- Extracted material
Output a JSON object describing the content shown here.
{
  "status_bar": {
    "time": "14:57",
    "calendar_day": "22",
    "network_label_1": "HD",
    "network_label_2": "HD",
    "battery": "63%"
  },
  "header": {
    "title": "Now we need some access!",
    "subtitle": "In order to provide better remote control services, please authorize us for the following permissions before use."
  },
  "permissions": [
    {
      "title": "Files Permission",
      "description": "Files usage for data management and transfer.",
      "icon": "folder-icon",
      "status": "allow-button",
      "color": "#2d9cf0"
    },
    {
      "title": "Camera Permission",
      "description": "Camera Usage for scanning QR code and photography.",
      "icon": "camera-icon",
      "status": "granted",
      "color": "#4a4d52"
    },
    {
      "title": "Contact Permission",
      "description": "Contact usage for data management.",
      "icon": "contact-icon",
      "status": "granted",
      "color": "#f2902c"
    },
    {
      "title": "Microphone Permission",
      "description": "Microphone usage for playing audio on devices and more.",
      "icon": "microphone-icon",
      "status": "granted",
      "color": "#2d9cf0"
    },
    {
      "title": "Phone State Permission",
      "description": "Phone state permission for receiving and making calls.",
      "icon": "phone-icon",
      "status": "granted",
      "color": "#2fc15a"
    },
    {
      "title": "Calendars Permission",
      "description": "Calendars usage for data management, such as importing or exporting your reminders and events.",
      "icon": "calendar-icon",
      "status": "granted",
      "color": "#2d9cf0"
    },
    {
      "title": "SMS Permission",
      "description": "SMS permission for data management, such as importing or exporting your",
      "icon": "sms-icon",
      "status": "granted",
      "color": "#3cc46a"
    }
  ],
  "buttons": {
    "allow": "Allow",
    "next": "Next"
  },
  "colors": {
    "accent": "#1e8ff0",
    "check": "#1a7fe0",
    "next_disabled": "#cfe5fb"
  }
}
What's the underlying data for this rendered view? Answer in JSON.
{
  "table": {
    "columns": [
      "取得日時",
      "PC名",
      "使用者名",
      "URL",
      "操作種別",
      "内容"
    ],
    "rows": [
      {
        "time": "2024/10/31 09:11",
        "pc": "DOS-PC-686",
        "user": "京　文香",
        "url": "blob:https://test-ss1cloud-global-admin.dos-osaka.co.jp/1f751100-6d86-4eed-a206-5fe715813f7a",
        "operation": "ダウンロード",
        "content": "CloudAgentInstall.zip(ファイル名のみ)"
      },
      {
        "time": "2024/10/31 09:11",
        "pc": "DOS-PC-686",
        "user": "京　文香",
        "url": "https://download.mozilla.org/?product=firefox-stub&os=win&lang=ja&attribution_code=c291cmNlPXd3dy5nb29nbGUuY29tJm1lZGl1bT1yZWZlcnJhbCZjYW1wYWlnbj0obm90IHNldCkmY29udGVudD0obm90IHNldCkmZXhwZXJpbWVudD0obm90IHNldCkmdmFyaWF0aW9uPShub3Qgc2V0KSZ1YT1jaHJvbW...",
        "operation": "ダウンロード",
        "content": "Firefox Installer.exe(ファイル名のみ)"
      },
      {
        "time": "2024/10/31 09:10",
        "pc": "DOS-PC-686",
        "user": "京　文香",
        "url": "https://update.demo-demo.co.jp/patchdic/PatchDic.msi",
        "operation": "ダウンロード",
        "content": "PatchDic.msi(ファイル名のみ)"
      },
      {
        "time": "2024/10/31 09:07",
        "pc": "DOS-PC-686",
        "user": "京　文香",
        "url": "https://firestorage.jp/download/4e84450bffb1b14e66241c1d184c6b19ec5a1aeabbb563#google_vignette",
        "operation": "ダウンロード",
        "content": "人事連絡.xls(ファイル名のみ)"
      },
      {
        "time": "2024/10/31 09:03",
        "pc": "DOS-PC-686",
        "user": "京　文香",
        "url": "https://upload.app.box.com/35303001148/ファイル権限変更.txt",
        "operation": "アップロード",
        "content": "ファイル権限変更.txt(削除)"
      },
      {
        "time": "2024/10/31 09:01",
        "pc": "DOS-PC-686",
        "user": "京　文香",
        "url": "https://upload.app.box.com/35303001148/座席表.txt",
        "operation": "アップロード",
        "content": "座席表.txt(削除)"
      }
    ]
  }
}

- Requirements
All of the lines above need to be given again exactly.

- Written reply
Output a JSON object describing the content shown here.
{
  "status_bar": {
    "time": "14:57",
    "calendar_day": "22",
    "network_label_1": "HD",
    "network_label_2": "HD",
    "battery": "63%"
  },
  "header": {
    "title": "Now we need some access!",
    "subtitle": "In order to provide better remote control services, please authorize us for the following permissions before use."
  },
  "permissions": [
    {
      "title": "Files Permission",
      "description": "Files usage for data management and transfer.",
      "icon": "folder-icon",
      "status": "allow-button",
      "color": "#2d9cf0"
    },
    {
      "title": "Camera Permission",
      "description": "Camera Usage for scanning QR code and photography.",
      "icon": "camera-icon",
      "status": "granted",
      "color": "#4a4d52"
    },
    {
      "title": "Contact Permission",
      "description": "Contact usage for data management.",
      "icon": "contact-icon",
      "status": "granted",
      "color": "#f2902c"
    },
    {
      "title": "Microphone Permission",
      "description": "Microphone usage for playing audio on devices and more.",
      "icon": "microphone-icon",
      "status": "granted",
      "color": "#2d9cf0"
    },
    {
      "title": "Phone State Permission",
      "description": "Phone state permission for receiving and making calls.",
      "icon": "phone-icon",
      "status": "granted",
      "color": "#2fc15a"
    },
    {
      "title": "Calendars Permission",
      "description": "Calendars usage for data management, such as importing or exporting your reminders and events.",
      "icon": "calendar-icon",
      "status": "granted",
      "color": "#2d9cf0"
    },
    {
      "title": "SMS Permission",
      "description": "SMS permission for data management, such as importing or exporting your",
      "icon": "sms-icon",
      "status": "granted",
      "color": "#3cc46a"
    }
  ],
  "buttons": {
    "allow": "Allow",
    "next": "Next"
  },
  "colors": {
    "accent": "#1e8ff0",
    "check": "#1a7fe0",
    "next_disabled": "#cfe5fb"
  }
}
What's the underlying data for this rendered view? Answer in JSON.
{
  "table": {
    "columns": [
      "取得日時",
      "PC名",
      "使用者名",
      "URL",
      "操作種別",
      "内容"
    ],
    "rows": [
      {
        "time": "2024/10/31 09:11",
        "pc": "DOS-PC-686",
        "user": "京　文香",
        "url": "blob:https://test-ss1cloud-global-admin.dos-osaka.co.jp/1f751100-6d86-4eed-a206-5fe715813f7a",
        "operation": "ダウンロード",
        "content": "CloudAgentInstall.zip(ファイル名のみ)"
      },
      {
        "time": "2024/10/31 09:11",
        "pc": "DOS-PC-686",
        "user": "京　文香",
        "url": "https://download.mozilla.org/?product=firefox-stub&os=win&lang=ja&attribution_code=c291cmNlPXd3dy5nb29nbGUuY29tJm1lZGl1bT1yZWZlcnJhbCZjYW1wYWlnbj0obm90IHNldCkmY29udGVudD0obm90IHNldCkmZXhwZXJpbWVudD0obm90IHNldCkmdmFyaWF0aW9uPShub3Qgc2V0KSZ1YT1jaHJvbW...",
        "operation": "ダウンロード",
        "content": "Firefox Installer.exe(ファイル名のみ)"
      },
      {
        "time": "2024/10/31 09:10",
        "pc": "DOS-PC-686",
        "user": "京　文香",
        "url": "https://update.demo-demo.co.jp/patchdic/PatchDic.msi",
        "operation": "ダウンロード",
        "content": "PatchDic.msi(ファイル名のみ)"
      },
      {
        "time": "2024/10/31 09:07",
        "pc": "DOS-PC-686",
        "user": "京　文香",
        "url": "https://firestorage.jp/download/4e84450bffb1b14e66241c1d184c6b19ec5a1aeabbb563#google_vignette",
        "operation": "ダウンロード",
        "content": "人事連絡.xls(ファイル名のみ)"
      },
      {
        "time": "2024/10/31 09:03",
        "pc": "DOS-PC-686",
        "user": "京　文香",
        "url": "https://upload.app.box.com/35303001148/ファイル権限変更.txt",
        "operation": "アップロード",
        "content": "ファイル権限変更.txt(削除)"
      },
      {
        "time": "2024/10/31 09:01",
        "pc": "DOS-PC-686",
        "user": "京　文香",
        "url": "https://upload.app.box.com/35303001148/座席表.txt",
        "operation": "アップロード",
        "content": "座席表.txt(削除)"
      }
    ]
  }
}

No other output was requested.